• Your goal:
In the personal essay about ChatGPT and creative writing, in what month and year did ChatGPT generate the short story?

• Text for analysis:
▬▬▬

As a creative and language professional I feel threatened – not by ChatGPT, though, but by a market that agrees it’s okay to sell mediocre things fast.

More disclosures.

I have used ChatGPT to:

  • generate highly formulaic documents such as cover letters and resumes

  • generate Python code

  • brainstorm things like character names for my stories (got some good ideas and some bad ideas)

  • explore what it would do if I asked it to generate a short story

The story it generated (in January 2023, I guess it’s important to date this) had a predictable structure. There was no subtlety and no interiority to the characters. It had one-sentence plot-twists, along the lines of “And then she woke up and it had all been a dream.” It read like a second-grader with good vocabulary and grammar had filled in a story-template worksheet.

I guess I could ask: don’t we all follow templates when we write?

If I followed along with one of those “Write a Novel in 30 Days” books, I’d also end up with a predictably-structured story.

As regards content: I derive my stories from observations, fears, anxieties, experiences; from hypotheticals, from snippets of dialogue I overhear at the café; from the things I read about and the things I’m interested in. In a way, stories I write are a remix of such “training data” (if I were to crudely diminish the human experience and force it into Machine Learning speak).

So there’s story structure many people are formally taught and then there’s the “training data” of life experience, where I for one get my themes and conflicts. I put it together and create a story.

ChatGPT appears to do the same thing. But I do it with intention.

When I first started writing stories as a child, my intention was to tell myself a story to escape from the real world in which my mom was dying and my dad was slipping into depressed alcoholism. To this day much of what I write is never shown to anyone. Writing stories is a way for me to think, to soothe myself, to give myself hope, or, if worse comes to worst, respite and a momentary escape from reality.

When I write creatively for publication these days, it is important to me to share a thought or a momentary escape with another person, perhaps to make a statement, and to entertain.

A person may use ChatGPT to generate a story and sell that story. That person’s primary intention is not to create a moment of shared humanity, but to quickly sell a mediocre product.

▬▬▬

• Records supplied:
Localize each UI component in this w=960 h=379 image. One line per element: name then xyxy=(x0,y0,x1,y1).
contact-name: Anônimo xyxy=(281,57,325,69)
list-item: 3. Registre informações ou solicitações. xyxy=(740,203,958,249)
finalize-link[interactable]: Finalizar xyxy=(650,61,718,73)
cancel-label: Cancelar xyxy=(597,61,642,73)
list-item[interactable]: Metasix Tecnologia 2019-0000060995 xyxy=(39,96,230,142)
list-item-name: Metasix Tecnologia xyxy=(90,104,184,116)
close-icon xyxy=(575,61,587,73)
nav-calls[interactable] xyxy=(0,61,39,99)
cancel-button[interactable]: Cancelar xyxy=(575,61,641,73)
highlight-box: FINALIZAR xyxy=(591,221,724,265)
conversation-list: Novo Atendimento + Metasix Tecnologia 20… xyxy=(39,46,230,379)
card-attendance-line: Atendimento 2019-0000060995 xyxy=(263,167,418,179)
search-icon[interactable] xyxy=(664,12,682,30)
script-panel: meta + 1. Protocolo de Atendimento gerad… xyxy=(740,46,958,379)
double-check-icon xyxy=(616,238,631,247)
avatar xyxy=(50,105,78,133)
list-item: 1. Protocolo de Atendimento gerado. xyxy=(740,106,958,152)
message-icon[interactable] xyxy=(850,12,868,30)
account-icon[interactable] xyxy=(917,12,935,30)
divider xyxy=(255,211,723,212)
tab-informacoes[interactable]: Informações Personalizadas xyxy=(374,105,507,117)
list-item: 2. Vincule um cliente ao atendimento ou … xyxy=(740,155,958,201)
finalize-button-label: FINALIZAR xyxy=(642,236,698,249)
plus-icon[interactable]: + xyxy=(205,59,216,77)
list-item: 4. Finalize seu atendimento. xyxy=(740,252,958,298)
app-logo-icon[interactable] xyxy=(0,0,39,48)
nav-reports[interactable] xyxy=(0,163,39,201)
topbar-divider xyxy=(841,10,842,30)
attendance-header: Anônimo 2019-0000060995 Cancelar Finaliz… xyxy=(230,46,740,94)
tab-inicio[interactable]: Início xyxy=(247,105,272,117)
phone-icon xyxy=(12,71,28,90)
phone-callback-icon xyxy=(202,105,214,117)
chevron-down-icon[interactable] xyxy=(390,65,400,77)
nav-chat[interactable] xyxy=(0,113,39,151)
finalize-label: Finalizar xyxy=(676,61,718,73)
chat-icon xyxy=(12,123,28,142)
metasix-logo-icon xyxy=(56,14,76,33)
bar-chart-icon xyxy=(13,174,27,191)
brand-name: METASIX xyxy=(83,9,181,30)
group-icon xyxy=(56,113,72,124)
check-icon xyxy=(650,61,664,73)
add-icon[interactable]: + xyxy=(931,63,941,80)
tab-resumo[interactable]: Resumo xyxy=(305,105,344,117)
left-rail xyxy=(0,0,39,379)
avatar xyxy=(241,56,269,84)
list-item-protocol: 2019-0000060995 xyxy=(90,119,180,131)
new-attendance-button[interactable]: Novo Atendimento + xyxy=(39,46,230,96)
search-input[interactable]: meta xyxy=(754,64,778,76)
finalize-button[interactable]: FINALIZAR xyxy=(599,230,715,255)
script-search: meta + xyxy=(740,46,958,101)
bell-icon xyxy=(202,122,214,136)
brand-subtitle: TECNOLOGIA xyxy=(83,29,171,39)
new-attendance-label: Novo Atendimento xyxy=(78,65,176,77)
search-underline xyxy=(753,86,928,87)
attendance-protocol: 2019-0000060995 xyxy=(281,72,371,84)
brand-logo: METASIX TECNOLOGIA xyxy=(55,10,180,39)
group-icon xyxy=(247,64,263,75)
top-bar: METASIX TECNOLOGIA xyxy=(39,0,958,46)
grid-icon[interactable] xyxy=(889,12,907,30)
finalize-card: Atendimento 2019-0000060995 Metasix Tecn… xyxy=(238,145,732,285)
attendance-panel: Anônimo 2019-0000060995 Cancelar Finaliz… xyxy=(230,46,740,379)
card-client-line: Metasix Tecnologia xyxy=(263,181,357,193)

▬▬▬

• Exercise answer:
January 2023